[begin LISTING]

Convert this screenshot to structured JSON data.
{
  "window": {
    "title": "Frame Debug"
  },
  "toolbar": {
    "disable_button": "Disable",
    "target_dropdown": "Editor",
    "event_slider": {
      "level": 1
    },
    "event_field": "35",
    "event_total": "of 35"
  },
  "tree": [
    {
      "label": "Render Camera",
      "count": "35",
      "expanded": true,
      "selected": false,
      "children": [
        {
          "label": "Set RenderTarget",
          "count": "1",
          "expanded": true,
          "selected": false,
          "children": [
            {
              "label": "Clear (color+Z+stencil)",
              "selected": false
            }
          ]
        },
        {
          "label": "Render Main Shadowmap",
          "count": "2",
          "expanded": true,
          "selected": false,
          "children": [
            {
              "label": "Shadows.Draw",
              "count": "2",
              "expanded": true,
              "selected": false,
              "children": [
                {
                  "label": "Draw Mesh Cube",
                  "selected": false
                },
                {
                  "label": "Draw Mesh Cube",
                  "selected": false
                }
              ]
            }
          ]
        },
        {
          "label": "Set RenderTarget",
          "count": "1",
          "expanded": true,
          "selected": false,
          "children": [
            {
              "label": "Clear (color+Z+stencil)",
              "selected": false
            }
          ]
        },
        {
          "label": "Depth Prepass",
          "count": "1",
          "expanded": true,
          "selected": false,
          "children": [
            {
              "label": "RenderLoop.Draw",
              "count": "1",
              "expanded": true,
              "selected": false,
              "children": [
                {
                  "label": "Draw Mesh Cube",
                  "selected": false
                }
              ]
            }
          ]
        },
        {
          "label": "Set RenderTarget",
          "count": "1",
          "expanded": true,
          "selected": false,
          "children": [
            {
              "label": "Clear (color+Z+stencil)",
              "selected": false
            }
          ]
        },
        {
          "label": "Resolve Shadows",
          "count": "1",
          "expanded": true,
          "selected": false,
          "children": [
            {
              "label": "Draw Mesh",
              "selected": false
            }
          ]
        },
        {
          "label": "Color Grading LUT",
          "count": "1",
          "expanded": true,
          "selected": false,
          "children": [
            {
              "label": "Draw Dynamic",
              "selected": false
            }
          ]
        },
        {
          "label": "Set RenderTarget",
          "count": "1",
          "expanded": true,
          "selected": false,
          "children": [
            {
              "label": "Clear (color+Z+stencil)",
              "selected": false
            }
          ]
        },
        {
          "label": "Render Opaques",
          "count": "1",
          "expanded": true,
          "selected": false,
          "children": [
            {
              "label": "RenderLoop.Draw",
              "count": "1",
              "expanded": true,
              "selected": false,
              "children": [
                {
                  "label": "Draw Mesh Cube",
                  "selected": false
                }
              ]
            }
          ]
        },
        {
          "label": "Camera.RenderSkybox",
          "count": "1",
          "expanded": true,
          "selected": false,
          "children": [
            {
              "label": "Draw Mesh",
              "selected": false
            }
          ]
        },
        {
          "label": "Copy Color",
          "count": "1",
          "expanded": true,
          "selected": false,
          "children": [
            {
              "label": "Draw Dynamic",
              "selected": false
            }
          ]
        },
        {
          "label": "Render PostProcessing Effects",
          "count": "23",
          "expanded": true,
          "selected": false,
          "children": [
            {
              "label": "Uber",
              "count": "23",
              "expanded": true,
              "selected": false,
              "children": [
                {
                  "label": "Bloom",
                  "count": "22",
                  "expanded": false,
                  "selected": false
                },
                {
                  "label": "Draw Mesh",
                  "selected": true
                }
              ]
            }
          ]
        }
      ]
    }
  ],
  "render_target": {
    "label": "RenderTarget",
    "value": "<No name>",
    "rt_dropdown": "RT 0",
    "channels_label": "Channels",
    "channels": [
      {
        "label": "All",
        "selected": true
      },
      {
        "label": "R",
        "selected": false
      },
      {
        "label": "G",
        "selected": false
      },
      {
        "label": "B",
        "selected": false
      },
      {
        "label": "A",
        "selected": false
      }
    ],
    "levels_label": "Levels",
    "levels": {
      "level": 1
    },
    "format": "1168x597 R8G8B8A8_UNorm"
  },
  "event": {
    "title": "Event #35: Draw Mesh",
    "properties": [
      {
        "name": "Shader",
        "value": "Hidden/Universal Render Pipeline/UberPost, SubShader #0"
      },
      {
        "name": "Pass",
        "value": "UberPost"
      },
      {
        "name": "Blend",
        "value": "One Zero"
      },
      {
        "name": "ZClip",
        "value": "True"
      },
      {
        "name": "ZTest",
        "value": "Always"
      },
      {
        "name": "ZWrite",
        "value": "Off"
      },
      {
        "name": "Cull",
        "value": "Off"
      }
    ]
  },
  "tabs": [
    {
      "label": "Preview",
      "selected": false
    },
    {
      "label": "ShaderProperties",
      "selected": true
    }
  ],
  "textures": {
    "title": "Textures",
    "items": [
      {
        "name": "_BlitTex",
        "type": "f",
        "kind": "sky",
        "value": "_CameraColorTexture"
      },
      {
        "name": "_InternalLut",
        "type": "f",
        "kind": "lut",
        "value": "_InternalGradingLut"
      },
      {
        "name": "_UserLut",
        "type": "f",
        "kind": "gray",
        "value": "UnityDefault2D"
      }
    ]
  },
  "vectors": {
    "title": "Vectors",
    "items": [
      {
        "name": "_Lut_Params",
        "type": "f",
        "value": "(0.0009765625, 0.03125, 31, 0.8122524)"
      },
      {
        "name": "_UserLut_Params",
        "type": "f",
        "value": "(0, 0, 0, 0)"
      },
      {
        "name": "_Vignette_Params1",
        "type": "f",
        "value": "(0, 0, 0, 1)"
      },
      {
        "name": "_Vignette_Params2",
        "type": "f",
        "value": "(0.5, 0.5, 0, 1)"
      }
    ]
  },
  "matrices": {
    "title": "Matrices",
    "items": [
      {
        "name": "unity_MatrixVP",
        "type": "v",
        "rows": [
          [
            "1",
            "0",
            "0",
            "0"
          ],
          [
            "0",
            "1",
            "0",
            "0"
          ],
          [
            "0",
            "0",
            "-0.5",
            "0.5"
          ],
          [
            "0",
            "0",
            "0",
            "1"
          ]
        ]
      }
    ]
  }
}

[end LISTING]

**DIRECTIONS FOR THIS TASK**
Determine the number of lines in these entries that contain the word "Shadows", and write only that number.

**THE COMPLETED TASK**
2